- _TASK REQUIREMENTS_
Restate all the material verbatim, except for the pictures.

◇ ◇ ◇ ◇ ◇

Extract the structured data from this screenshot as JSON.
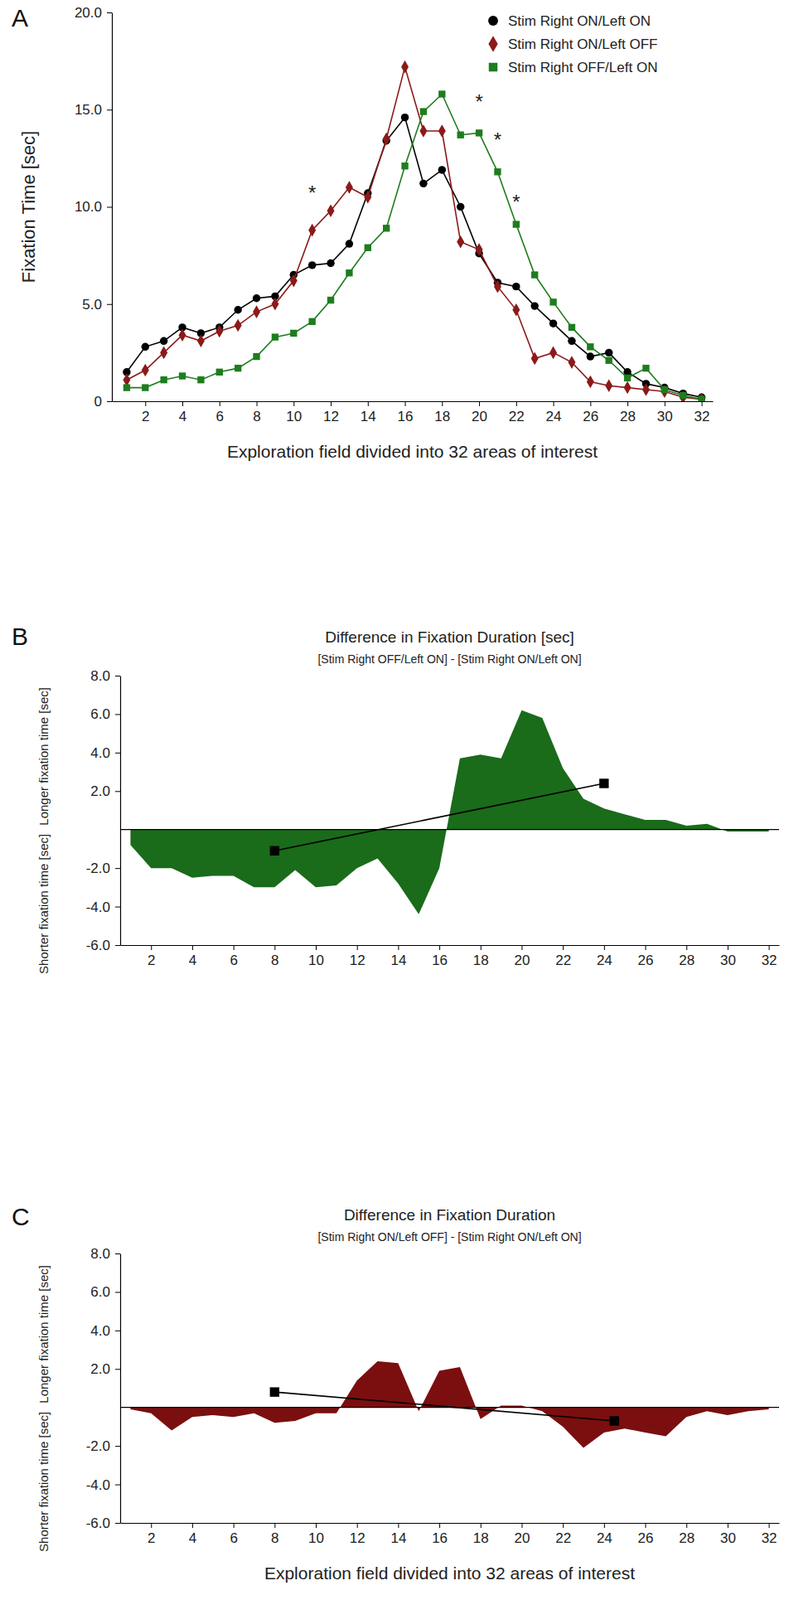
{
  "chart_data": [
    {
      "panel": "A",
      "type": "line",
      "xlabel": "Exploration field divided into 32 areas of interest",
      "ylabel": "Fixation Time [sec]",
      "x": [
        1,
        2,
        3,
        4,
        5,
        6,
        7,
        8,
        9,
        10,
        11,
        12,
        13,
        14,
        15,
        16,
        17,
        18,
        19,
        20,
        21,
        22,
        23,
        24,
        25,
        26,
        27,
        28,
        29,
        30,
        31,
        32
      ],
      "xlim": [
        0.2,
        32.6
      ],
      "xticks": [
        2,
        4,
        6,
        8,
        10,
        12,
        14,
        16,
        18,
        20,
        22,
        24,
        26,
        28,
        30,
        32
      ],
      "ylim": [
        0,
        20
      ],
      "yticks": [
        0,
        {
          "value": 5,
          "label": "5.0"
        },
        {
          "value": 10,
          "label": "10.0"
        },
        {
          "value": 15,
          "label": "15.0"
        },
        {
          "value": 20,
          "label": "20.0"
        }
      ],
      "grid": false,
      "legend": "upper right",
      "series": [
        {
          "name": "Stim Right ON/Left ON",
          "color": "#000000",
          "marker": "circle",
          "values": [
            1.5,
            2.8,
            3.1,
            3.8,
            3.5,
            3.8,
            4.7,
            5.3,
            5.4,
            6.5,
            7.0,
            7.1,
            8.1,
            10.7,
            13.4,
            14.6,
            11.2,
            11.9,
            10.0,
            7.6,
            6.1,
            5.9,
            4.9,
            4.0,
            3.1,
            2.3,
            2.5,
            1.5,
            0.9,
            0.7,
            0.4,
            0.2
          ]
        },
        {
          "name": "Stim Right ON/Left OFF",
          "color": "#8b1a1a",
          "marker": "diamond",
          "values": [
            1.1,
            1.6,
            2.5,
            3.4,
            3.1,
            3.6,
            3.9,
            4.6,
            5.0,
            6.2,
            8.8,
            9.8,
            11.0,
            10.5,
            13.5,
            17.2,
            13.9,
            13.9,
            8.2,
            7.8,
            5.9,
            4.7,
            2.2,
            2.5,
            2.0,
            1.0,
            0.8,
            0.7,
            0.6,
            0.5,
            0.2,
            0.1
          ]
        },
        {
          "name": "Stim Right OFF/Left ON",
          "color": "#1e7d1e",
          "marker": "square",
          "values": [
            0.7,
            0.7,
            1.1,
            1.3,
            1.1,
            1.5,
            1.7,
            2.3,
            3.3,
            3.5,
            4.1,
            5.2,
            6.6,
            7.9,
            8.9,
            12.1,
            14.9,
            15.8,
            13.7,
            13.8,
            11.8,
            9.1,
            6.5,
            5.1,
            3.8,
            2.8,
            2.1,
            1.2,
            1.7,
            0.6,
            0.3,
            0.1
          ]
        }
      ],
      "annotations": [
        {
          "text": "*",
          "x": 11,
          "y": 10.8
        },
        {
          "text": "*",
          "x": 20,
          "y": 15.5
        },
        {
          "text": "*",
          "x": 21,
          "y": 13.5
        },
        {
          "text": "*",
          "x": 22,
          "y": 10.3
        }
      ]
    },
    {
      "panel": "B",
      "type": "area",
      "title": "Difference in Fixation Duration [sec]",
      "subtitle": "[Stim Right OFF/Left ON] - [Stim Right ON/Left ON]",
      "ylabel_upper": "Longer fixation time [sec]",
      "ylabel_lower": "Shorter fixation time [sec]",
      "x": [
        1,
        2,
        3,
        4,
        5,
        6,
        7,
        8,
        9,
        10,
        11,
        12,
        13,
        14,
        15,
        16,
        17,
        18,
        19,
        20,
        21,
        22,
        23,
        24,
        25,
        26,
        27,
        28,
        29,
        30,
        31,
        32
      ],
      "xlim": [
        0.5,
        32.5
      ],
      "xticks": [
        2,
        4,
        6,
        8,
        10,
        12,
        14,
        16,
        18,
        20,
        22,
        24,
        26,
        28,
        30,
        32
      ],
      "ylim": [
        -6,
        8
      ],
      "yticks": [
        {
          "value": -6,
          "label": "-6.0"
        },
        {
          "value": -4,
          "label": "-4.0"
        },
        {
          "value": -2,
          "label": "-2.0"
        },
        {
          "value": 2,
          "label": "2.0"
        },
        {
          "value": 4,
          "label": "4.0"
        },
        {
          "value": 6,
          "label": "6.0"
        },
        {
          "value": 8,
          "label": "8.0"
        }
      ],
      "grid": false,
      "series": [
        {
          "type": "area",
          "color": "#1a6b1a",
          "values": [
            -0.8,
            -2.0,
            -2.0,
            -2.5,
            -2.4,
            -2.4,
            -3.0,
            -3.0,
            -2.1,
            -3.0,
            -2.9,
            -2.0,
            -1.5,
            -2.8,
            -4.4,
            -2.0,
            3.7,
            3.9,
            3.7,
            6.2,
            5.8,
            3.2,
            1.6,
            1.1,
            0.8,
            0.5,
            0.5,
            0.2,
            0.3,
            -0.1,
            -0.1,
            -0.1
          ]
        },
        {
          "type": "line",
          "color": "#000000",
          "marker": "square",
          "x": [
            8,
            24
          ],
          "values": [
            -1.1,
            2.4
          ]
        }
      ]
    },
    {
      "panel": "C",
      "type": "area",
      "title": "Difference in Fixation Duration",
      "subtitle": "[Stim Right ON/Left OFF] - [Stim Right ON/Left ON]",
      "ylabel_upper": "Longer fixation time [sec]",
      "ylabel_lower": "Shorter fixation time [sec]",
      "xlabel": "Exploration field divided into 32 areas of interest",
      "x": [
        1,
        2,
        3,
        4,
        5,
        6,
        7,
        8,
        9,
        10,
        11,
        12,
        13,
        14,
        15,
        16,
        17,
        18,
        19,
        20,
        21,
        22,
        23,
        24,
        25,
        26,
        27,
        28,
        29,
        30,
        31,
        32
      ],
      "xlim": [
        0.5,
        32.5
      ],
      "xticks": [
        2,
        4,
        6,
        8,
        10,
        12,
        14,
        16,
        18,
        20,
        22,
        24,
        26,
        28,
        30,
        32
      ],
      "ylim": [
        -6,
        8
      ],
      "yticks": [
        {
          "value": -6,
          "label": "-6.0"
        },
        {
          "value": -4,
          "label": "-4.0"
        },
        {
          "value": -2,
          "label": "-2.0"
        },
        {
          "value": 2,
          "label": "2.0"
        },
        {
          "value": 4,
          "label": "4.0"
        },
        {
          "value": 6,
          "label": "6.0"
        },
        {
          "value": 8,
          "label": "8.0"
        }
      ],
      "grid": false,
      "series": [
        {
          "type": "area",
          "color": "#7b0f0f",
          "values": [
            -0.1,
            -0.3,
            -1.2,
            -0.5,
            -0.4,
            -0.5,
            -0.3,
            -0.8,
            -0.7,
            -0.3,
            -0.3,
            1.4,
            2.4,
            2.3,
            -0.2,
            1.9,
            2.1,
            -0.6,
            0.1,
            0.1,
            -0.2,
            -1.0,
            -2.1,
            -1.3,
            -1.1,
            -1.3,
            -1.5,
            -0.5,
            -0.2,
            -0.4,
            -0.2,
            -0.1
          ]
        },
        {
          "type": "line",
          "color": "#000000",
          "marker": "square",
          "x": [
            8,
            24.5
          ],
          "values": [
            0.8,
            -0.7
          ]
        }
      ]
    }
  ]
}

◇ ◇ ◇ ◇ ◇

- _RESULT OF THE TASK_
Extract the structured data from this screenshot as JSON.
{
  "chart_data": [
    {
      "panel": "A",
      "type": "line",
      "xlabel": "Exploration field divided into 32 areas of interest",
      "ylabel": "Fixation Time [sec]",
      "x": [
        1,
        2,
        3,
        4,
        5,
        6,
        7,
        8,
        9,
        10,
        11,
        12,
        13,
        14,
        15,
        16,
        17,
        18,
        19,
        20,
        21,
        22,
        23,
        24,
        25,
        26,
        27,
        28,
        29,
        30,
        31,
        32
      ],
      "xlim": [
        0.2,
        32.6
      ],
      "xticks": [
        2,
        4,
        6,
        8,
        10,
        12,
        14,
        16,
        18,
        20,
        22,
        24,
        26,
        28,
        30,
        32
      ],
      "ylim": [
        0,
        20
      ],
      "yticks": [
        0,
        {
          "value": 5,
          "label": "5.0"
        },
        {
          "value": 10,
          "label": "10.0"
        },
        {
          "value": 15,
          "label": "15.0"
        },
        {
          "value": 20,
          "label": "20.0"
        }
      ],
      "grid": false,
      "legend": "upper right",
      "series": [
        {
          "name": "Stim Right ON/Left ON",
          "color": "#000000",
          "marker": "circle",
          "values": [
            1.5,
            2.8,
            3.1,
            3.8,
            3.5,
            3.8,
            4.7,
            5.3,
            5.4,
            6.5,
            7.0,
            7.1,
            8.1,
            10.7,
            13.4,
            14.6,
            11.2,
            11.9,
            10.0,
            7.6,
            6.1,
            5.9,
            4.9,
            4.0,
            3.1,
            2.3,
            2.5,
            1.5,
            0.9,
            0.7,
            0.4,
            0.2
          ]
        },
        {
          "name": "Stim Right ON/Left OFF",
          "color": "#8b1a1a",
          "marker": "diamond",
          "values": [
            1.1,
            1.6,
            2.5,
            3.4,
            3.1,
            3.6,
            3.9,
            4.6,
            5.0,
            6.2,
            8.8,
            9.8,
            11.0,
            10.5,
            13.5,
            17.2,
            13.9,
            13.9,
            8.2,
            7.8,
            5.9,
            4.7,
            2.2,
            2.5,
            2.0,
            1.0,
            0.8,
            0.7,
            0.6,
            0.5,
            0.2,
            0.1
          ]
        },
        {
          "name": "Stim Right OFF/Left ON",
          "color": "#1e7d1e",
          "marker": "square",
          "values": [
            0.7,
            0.7,
            1.1,
            1.3,
            1.1,
            1.5,
            1.7,
            2.3,
            3.3,
            3.5,
            4.1,
            5.2,
            6.6,
            7.9,
            8.9,
            12.1,
            14.9,
            15.8,
            13.7,
            13.8,
            11.8,
            9.1,
            6.5,
            5.1,
            3.8,
            2.8,
            2.1,
            1.2,
            1.7,
            0.6,
            0.3,
            0.1
          ]
        }
      ],
      "annotations": [
        {
          "text": "*",
          "x": 11,
          "y": 10.8
        },
        {
          "text": "*",
          "x": 20,
          "y": 15.5
        },
        {
          "text": "*",
          "x": 21,
          "y": 13.5
        },
        {
          "text": "*",
          "x": 22,
          "y": 10.3
        }
      ]
    },
    {
      "panel": "B",
      "type": "area",
      "title": "Difference in Fixation Duration [sec]",
      "subtitle": "[Stim Right OFF/Left ON] - [Stim Right ON/Left ON]",
      "ylabel_upper": "Longer fixation time [sec]",
      "ylabel_lower": "Shorter fixation time [sec]",
      "x": [
        1,
        2,
        3,
        4,
        5,
        6,
        7,
        8,
        9,
        10,
        11,
        12,
        13,
        14,
        15,
        16,
        17,
        18,
        19,
        20,
        21,
        22,
        23,
        24,
        25,
        26,
        27,
        28,
        29,
        30,
        31,
        32
      ],
      "xlim": [
        0.5,
        32.5
      ],
      "xticks": [
        2,
        4,
        6,
        8,
        10,
        12,
        14,
        16,
        18,
        20,
        22,
        24,
        26,
        28,
        30,
        32
      ],
      "ylim": [
        -6,
        8
      ],
      "yticks": [
        {
          "value": -6,
          "label": "-6.0"
        },
        {
          "value": -4,
          "label": "-4.0"
        },
        {
          "value": -2,
          "label": "-2.0"
        },
        {
          "value": 2,
          "label": "2.0"
        },
        {
          "value": 4,
          "label": "4.0"
        },
        {
          "value": 6,
          "label": "6.0"
        },
        {
          "value": 8,
          "label": "8.0"
        }
      ],
      "grid": false,
      "series": [
        {
          "type": "area",
          "color": "#1a6b1a",
          "values": [
            -0.8,
            -2.0,
            -2.0,
            -2.5,
            -2.4,
            -2.4,
            -3.0,
            -3.0,
            -2.1,
            -3.0,
            -2.9,
            -2.0,
            -1.5,
            -2.8,
            -4.4,
            -2.0,
            3.7,
            3.9,
            3.7,
            6.2,
            5.8,
            3.2,
            1.6,
            1.1,
            0.8,
            0.5,
            0.5,
            0.2,
            0.3,
            -0.1,
            -0.1,
            -0.1
          ]
        },
        {
          "type": "line",
          "color": "#000000",
          "marker": "square",
          "x": [
            8,
            24
          ],
          "values": [
            -1.1,
            2.4
          ]
        }
      ]
    },
    {
      "panel": "C",
      "type": "area",
      "title": "Difference in Fixation Duration",
      "subtitle": "[Stim Right ON/Left OFF] - [Stim Right ON/Left ON]",
      "ylabel_upper": "Longer fixation time [sec]",
      "ylabel_lower": "Shorter fixation time [sec]",
      "xlabel": "Exploration field divided into 32 areas of interest",
      "x": [
        1,
        2,
        3,
        4,
        5,
        6,
        7,
        8,
        9,
        10,
        11,
        12,
        13,
        14,
        15,
        16,
        17,
        18,
        19,
        20,
        21,
        22,
        23,
        24,
        25,
        26,
        27,
        28,
        29,
        30,
        31,
        32
      ],
      "xlim": [
        0.5,
        32.5
      ],
      "xticks": [
        2,
        4,
        6,
        8,
        10,
        12,
        14,
        16,
        18,
        20,
        22,
        24,
        26,
        28,
        30,
        32
      ],
      "ylim": [
        -6,
        8
      ],
      "yticks": [
        {
          "value": -6,
          "label": "-6.0"
        },
        {
          "value": -4,
          "label": "-4.0"
        },
        {
          "value": -2,
          "label": "-2.0"
        },
        {
          "value": 2,
          "label": "2.0"
        },
        {
          "value": 4,
          "label": "4.0"
        },
        {
          "value": 6,
          "label": "6.0"
        },
        {
          "value": 8,
          "label": "8.0"
        }
      ],
      "grid": false,
      "series": [
        {
          "type": "area",
          "color": "#7b0f0f",
          "values": [
            -0.1,
            -0.3,
            -1.2,
            -0.5,
            -0.4,
            -0.5,
            -0.3,
            -0.8,
            -0.7,
            -0.3,
            -0.3,
            1.4,
            2.4,
            2.3,
            -0.2,
            1.9,
            2.1,
            -0.6,
            0.1,
            0.1,
            -0.2,
            -1.0,
            -2.1,
            -1.3,
            -1.1,
            -1.3,
            -1.5,
            -0.5,
            -0.2,
            -0.4,
            -0.2,
            -0.1
          ]
        },
        {
          "type": "line",
          "color": "#000000",
          "marker": "square",
          "x": [
            8,
            24.5
          ],
          "values": [
            0.8,
            -0.7
          ]
        }
      ]
    }
  ]
}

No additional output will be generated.